- _EXTRACT TO READ_:
● ● ● ● ●
Leyendecker, Parrish & Sontag

Leyendecker, Parrish & Sontag: Those three should start a law firm. The name sounds really good...

Back from sabbatical in Utah and teaching again. 

I'm leading a senior seminar for illustrators, a studio course devoted to onsite reporting and illustration: Reportage: Illustrated Perspectives in a Factual Landscape. The general nonfiction categories that the book/zinelike projects are required to address are social history, comedy of manners, informational subjects, memoir, and perspectival reportage. I put together a reading and viewing list for students late last year that articulates those categories and assigns examples to them. I've been meaning to post some of that document for GT readers, as I got a lot out of putting it together...

More to the point today, my second course is an academic culture studies offering, Commercial Modernism in America 1865-1965. A course by that title devoted to visuality might well cover a vast amount of material, from transportation design to typography. I have built the course around three basic areas, each of which permits me to address the interwoven histories of technology, distribution, commerce and aesthetics: periodical illustration, the comic strip, and design for animation. The production of course lectures is a highly relevant activity for my work in general. Which is wonderful. I'm having a blast. Yet. It's grueling.
● ● ● ● ●
- _DATA LINES_:
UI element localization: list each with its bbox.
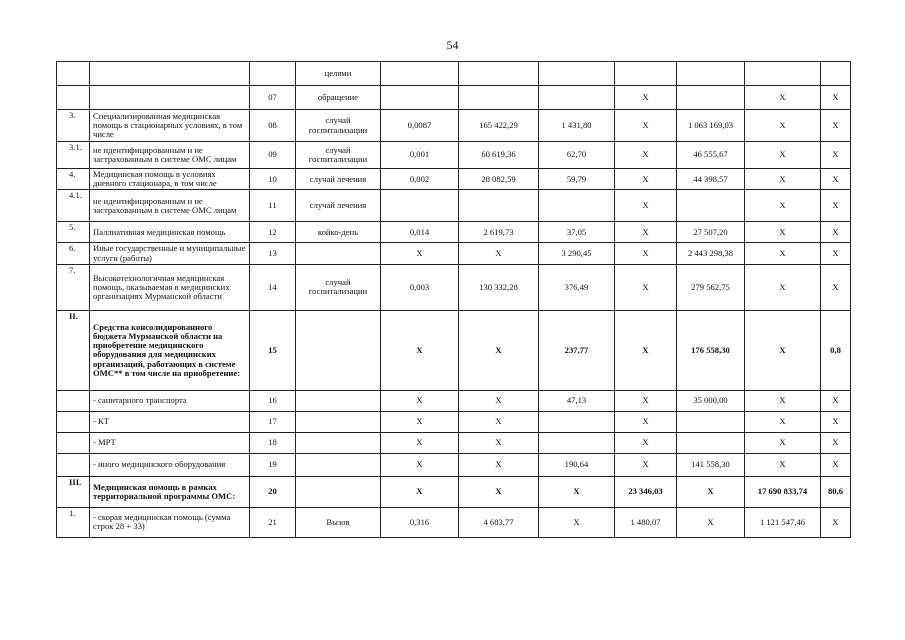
● ● ● ● ●
- _STATED TASK_:
Answer these questions from the blog post on teaching above, each on its own line:
(a) In what state did the writer spend the sabbatical?
(b) What is the full title of the senior seminar for illustrators?
(c) What three areas is the course Commercial Modernism in America 1865-1965 built around?

- _PROBLEM SOLUTION_:
(a) Utah.
(b) Reportage: Illustrated Perspectives in a Factual Landscape.
(c) Periodical illustration, the comic strip, and design for animation.